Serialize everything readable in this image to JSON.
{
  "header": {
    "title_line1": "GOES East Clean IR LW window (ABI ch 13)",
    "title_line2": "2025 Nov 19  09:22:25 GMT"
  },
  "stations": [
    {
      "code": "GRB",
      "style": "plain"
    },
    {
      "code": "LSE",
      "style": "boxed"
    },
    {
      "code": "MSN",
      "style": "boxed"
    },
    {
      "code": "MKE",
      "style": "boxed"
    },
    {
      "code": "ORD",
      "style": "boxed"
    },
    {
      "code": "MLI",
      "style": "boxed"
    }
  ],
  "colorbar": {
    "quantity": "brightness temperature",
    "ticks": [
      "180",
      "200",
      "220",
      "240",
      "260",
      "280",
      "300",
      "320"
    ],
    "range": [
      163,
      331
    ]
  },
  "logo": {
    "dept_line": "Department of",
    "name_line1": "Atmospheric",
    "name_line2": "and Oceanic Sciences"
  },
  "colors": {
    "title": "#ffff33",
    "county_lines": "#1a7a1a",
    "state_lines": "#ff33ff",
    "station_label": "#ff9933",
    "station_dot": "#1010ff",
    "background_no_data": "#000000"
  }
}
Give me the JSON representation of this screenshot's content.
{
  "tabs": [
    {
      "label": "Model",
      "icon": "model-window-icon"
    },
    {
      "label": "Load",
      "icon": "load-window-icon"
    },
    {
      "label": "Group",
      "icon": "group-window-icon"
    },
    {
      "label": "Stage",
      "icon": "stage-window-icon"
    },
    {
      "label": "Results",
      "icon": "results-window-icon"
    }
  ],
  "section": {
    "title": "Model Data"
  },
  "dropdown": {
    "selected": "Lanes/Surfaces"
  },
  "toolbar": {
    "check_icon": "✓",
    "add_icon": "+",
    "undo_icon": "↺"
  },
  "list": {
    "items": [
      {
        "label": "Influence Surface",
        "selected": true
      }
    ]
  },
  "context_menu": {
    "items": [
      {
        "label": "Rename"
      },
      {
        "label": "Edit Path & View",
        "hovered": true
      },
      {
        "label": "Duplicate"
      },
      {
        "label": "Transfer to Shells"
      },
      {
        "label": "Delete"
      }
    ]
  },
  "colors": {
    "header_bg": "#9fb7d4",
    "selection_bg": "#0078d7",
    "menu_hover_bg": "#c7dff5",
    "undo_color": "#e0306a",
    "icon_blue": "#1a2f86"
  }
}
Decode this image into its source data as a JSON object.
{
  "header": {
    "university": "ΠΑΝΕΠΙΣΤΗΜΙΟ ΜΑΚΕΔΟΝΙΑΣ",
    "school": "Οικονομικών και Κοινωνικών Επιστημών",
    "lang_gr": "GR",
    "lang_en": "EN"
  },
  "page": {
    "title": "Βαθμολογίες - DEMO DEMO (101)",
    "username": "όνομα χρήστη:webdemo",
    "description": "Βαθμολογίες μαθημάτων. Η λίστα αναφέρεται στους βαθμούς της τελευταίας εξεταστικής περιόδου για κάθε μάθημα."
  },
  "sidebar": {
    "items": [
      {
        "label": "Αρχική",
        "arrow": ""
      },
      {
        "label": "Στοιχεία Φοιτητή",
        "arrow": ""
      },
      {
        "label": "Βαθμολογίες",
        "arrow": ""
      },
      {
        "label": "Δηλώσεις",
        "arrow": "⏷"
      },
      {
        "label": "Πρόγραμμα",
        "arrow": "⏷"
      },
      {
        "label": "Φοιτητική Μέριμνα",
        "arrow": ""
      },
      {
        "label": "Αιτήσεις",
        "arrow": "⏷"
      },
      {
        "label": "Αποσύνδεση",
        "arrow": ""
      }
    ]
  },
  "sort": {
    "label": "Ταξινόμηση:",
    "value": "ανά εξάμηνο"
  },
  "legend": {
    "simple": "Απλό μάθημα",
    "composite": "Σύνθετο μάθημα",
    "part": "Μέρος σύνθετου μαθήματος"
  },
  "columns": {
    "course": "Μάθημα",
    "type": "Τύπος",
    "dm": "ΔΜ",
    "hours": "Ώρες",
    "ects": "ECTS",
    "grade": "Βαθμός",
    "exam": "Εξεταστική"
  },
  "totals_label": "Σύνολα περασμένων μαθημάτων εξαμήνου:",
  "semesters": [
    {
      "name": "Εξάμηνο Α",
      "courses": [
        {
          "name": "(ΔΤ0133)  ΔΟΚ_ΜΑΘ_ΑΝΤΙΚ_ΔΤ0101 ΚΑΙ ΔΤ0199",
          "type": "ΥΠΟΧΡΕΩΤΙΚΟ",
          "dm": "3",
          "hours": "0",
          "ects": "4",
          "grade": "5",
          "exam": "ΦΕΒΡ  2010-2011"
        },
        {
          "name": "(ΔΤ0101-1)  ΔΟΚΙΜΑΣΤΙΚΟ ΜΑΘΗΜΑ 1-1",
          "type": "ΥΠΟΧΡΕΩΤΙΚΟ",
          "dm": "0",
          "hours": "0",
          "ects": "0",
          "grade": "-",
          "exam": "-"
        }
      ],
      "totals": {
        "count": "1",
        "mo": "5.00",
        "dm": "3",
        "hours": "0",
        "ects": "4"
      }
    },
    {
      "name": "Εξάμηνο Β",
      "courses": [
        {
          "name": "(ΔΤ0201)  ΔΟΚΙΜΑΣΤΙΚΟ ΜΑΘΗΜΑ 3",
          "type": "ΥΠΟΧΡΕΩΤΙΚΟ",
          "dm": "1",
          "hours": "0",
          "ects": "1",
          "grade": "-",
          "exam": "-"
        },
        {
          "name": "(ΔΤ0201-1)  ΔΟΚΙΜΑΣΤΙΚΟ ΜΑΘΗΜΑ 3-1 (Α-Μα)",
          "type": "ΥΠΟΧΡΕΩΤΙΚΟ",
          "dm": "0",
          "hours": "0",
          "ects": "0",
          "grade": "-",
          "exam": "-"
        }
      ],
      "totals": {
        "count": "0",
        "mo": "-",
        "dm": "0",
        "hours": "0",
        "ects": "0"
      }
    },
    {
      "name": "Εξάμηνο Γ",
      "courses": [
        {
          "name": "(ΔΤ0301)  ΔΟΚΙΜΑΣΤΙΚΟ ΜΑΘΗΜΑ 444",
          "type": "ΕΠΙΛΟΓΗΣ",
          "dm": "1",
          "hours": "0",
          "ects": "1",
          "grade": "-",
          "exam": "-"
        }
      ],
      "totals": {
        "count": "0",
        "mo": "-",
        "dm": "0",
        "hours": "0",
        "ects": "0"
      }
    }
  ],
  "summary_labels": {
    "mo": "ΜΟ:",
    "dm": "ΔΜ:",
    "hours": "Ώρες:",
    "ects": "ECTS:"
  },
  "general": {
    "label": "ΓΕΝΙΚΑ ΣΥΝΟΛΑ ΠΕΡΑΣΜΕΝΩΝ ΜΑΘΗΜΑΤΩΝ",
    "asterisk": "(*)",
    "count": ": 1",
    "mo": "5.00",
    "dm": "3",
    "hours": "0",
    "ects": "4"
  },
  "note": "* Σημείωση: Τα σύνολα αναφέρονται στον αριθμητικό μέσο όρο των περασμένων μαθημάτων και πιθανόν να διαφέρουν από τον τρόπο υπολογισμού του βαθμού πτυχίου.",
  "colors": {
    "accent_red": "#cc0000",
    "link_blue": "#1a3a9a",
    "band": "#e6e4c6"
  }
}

════════

Directions for this task - Write every entry out again exactly.

Answer -
Serialize everything readable in this image to JSON.
{
  "header": {
    "title_line1": "GOES East Clean IR LW window (ABI ch 13)",
    "title_line2": "2025 Nov 19  09:22:25 GMT"
  },
  "stations": [
    {
      "code": "GRB",
      "style": "plain"
    },
    {
      "code": "LSE",
      "style": "boxed"
    },
    {
      "code": "MSN",
      "style": "boxed"
    },
    {
      "code": "MKE",
      "style": "boxed"
    },
    {
      "code": "ORD",
      "style": "boxed"
    },
    {
      "code": "MLI",
      "style": "boxed"
    }
  ],
  "colorbar": {
    "quantity": "brightness temperature",
    "ticks": [
      "180",
      "200",
      "220",
      "240",
      "260",
      "280",
      "300",
      "320"
    ],
    "range": [
      163,
      331
    ]
  },
  "logo": {
    "dept_line": "Department of",
    "name_line1": "Atmospheric",
    "name_line2": "and Oceanic Sciences"
  },
  "colors": {
    "title": "#ffff33",
    "county_lines": "#1a7a1a",
    "state_lines": "#ff33ff",
    "station_label": "#ff9933",
    "station_dot": "#1010ff",
    "background_no_data": "#000000"
  }
}
Give me the JSON representation of this screenshot's content.
{
  "tabs": [
    {
      "label": "Model",
      "icon": "model-window-icon"
    },
    {
      "label": "Load",
      "icon": "load-window-icon"
    },
    {
      "label": "Group",
      "icon": "group-window-icon"
    },
    {
      "label": "Stage",
      "icon": "stage-window-icon"
    },
    {
      "label": "Results",
      "icon": "results-window-icon"
    }
  ],
  "section": {
    "title": "Model Data"
  },
  "dropdown": {
    "selected": "Lanes/Surfaces"
  },
  "toolbar": {
    "check_icon": "✓",
    "add_icon": "+",
    "undo_icon": "↺"
  },
  "list": {
    "items": [
      {
        "label": "Influence Surface",
        "selected": true
      }
    ]
  },
  "context_menu": {
    "items": [
      {
        "label": "Rename"
      },
      {
        "label": "Edit Path & View",
        "hovered": true
      },
      {
        "label": "Duplicate"
      },
      {
        "label": "Transfer to Shells"
      },
      {
        "label": "Delete"
      }
    ]
  },
  "colors": {
    "header_bg": "#9fb7d4",
    "selection_bg": "#0078d7",
    "menu_hover_bg": "#c7dff5",
    "undo_color": "#e0306a",
    "icon_blue": "#1a2f86"
  }
}
Decode this image into its source data as a JSON object.
{
  "header": {
    "university": "ΠΑΝΕΠΙΣΤΗΜΙΟ ΜΑΚΕΔΟΝΙΑΣ",
    "school": "Οικονομικών και Κοινωνικών Επιστημών",
    "lang_gr": "GR",
    "lang_en": "EN"
  },
  "page": {
    "title": "Βαθμολογίες - DEMO DEMO (101)",
    "username": "όνομα χρήστη:webdemo",
    "description": "Βαθμολογίες μαθημάτων. Η λίστα αναφέρεται στους βαθμούς της τελευταίας εξεταστικής περιόδου για κάθε μάθημα."
  },
  "sidebar": {
    "items": [
      {
        "label": "Αρχική",
        "arrow": ""
      },
      {
        "label": "Στοιχεία Φοιτητή",
        "arrow": ""
      },
      {
        "label": "Βαθμολογίες",
        "arrow": ""
      },
      {
        "label": "Δηλώσεις",
        "arrow": "⏷"
      },
      {
        "label": "Πρόγραμμα",
        "arrow": "⏷"
      },
      {
        "label": "Φοιτητική Μέριμνα",
        "arrow": ""
      },
      {
        "label": "Αιτήσεις",
        "arrow": "⏷"
      },
      {
        "label": "Αποσύνδεση",
        "arrow": ""
      }
    ]
  },
  "sort": {
    "label": "Ταξινόμηση:",
    "value": "ανά εξάμηνο"
  },
  "legend": {
    "simple": "Απλό μάθημα",
    "composite": "Σύνθετο μάθημα",
    "part": "Μέρος σύνθετου μαθήματος"
  },
  "columns": {
    "course": "Μάθημα",
    "type": "Τύπος",
    "dm": "ΔΜ",
    "hours": "Ώρες",
    "ects": "ECTS",
    "grade": "Βαθμός",
    "exam": "Εξεταστική"
  },
  "totals_label": "Σύνολα περασμένων μαθημάτων εξαμήνου:",
  "semesters": [
    {
      "name": "Εξάμηνο Α",
      "courses": [
        {
          "name": "(ΔΤ0133)  ΔΟΚ_ΜΑΘ_ΑΝΤΙΚ_ΔΤ0101 ΚΑΙ ΔΤ0199",
          "type": "ΥΠΟΧΡΕΩΤΙΚΟ",
          "dm": "3",
          "hours": "0",
          "ects": "4",
          "grade": "5",
          "exam": "ΦΕΒΡ  2010-2011"
        },
        {
          "name": "(ΔΤ0101-1)  ΔΟΚΙΜΑΣΤΙΚΟ ΜΑΘΗΜΑ 1-1",
          "type": "ΥΠΟΧΡΕΩΤΙΚΟ",
          "dm": "0",
          "hours": "0",
          "ects": "0",
          "grade": "-",
          "exam": "-"
        }
      ],
      "totals": {
        "count": "1",
        "mo": "5.00",
        "dm": "3",
        "hours": "0",
        "ects": "4"
      }
    },
    {
      "name": "Εξάμηνο Β",
      "courses": [
        {
          "name": "(ΔΤ0201)  ΔΟΚΙΜΑΣΤΙΚΟ ΜΑΘΗΜΑ 3",
          "type": "ΥΠΟΧΡΕΩΤΙΚΟ",
          "dm": "1",
          "hours": "0",
          "ects": "1",
          "grade": "-",
          "exam": "-"
        },
        {
          "name": "(ΔΤ0201-1)  ΔΟΚΙΜΑΣΤΙΚΟ ΜΑΘΗΜΑ 3-1 (Α-Μα)",
          "type": "ΥΠΟΧΡΕΩΤΙΚΟ",
          "dm": "0",
          "hours": "0",
          "ects": "0",
          "grade": "-",
          "exam": "-"
        }
      ],
      "totals": {
        "count": "0",
        "mo": "-",
        "dm": "0",
        "hours": "0",
        "ects": "0"
      }
    },
    {
      "name": "Εξάμηνο Γ",
      "courses": [
        {
          "name": "(ΔΤ0301)  ΔΟΚΙΜΑΣΤΙΚΟ ΜΑΘΗΜΑ 444",
          "type": "ΕΠΙΛΟΓΗΣ",
          "dm": "1",
          "hours": "0",
          "ects": "1",
          "grade": "-",
          "exam": "-"
        }
      ],
      "totals": {
        "count": "0",
        "mo": "-",
        "dm": "0",
        "hours": "0",
        "ects": "0"
      }
    }
  ],
  "summary_labels": {
    "mo": "ΜΟ:",
    "dm": "ΔΜ:",
    "hours": "Ώρες:",
    "ects": "ECTS:"
  },
  "general": {
    "label": "ΓΕΝΙΚΑ ΣΥΝΟΛΑ ΠΕΡΑΣΜΕΝΩΝ ΜΑΘΗΜΑΤΩΝ",
    "asterisk": "(*)",
    "count": ": 1",
    "mo": "5.00",
    "dm": "3",
    "hours": "0",
    "ects": "4"
  },
  "note": "* Σημείωση: Τα σύνολα αναφέρονται στον αριθμητικό μέσο όρο των περασμένων μαθημάτων και πιθανόν να διαφέρουν από τον τρόπο υπολογισμού του βαθμού πτυχίου.",
  "colors": {
    "accent_red": "#cc0000",
    "link_blue": "#1a3a9a",
    "band": "#e6e4c6"
  }
}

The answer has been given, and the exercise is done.